RECORDS SHOWN -
§ §
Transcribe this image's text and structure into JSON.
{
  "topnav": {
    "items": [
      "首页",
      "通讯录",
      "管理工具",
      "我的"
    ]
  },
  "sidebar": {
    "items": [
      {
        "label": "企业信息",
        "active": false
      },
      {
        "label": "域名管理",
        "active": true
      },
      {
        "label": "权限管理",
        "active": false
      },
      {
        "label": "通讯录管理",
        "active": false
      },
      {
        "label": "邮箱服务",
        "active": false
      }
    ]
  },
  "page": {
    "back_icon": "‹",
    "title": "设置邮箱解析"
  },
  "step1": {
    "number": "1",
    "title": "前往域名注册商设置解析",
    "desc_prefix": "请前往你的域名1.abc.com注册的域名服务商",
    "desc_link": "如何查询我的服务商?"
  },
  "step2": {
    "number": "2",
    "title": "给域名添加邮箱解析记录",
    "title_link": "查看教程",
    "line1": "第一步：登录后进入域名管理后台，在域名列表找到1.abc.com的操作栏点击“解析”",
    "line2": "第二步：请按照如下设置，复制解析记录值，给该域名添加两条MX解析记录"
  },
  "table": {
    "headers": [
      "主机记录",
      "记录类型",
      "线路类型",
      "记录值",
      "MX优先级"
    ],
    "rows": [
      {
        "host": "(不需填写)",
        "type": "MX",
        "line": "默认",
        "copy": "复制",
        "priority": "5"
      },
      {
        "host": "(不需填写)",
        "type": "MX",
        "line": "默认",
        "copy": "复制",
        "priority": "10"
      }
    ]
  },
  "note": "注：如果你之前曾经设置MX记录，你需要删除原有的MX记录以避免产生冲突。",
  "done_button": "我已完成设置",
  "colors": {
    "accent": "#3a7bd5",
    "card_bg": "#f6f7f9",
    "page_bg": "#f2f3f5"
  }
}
§ §
TASK TO CARRY OUT - Return all of the data precisely as it appears.

WRITTEN ANSWER -
Transcribe this image's text and structure into JSON.
{
  "topnav": {
    "items": [
      "首页",
      "通讯录",
      "管理工具",
      "我的"
    ]
  },
  "sidebar": {
    "items": [
      {
        "label": "企业信息",
        "active": false
      },
      {
        "label": "域名管理",
        "active": true
      },
      {
        "label": "权限管理",
        "active": false
      },
      {
        "label": "通讯录管理",
        "active": false
      },
      {
        "label": "邮箱服务",
        "active": false
      }
    ]
  },
  "page": {
    "back_icon": "‹",
    "title": "设置邮箱解析"
  },
  "step1": {
    "number": "1",
    "title": "前往域名注册商设置解析",
    "desc_prefix": "请前往你的域名1.abc.com注册的域名服务商",
    "desc_link": "如何查询我的服务商?"
  },
  "step2": {
    "number": "2",
    "title": "给域名添加邮箱解析记录",
    "title_link": "查看教程",
    "line1": "第一步：登录后进入域名管理后台，在域名列表找到1.abc.com的操作栏点击“解析”",
    "line2": "第二步：请按照如下设置，复制解析记录值，给该域名添加两条MX解析记录"
  },
  "table": {
    "headers": [
      "主机记录",
      "记录类型",
      "线路类型",
      "记录值",
      "MX优先级"
    ],
    "rows": [
      {
        "host": "(不需填写)",
        "type": "MX",
        "line": "默认",
        "copy": "复制",
        "priority": "5"
      },
      {
        "host": "(不需填写)",
        "type": "MX",
        "line": "默认",
        "copy": "复制",
        "priority": "10"
      }
    ]
  },
  "note": "注：如果你之前曾经设置MX记录，你需要删除原有的MX记录以避免产生冲突。",
  "done_button": "我已完成设置",
  "colors": {
    "accent": "#3a7bd5",
    "card_bg": "#f6f7f9",
    "page_bg": "#f2f3f5"
  }
}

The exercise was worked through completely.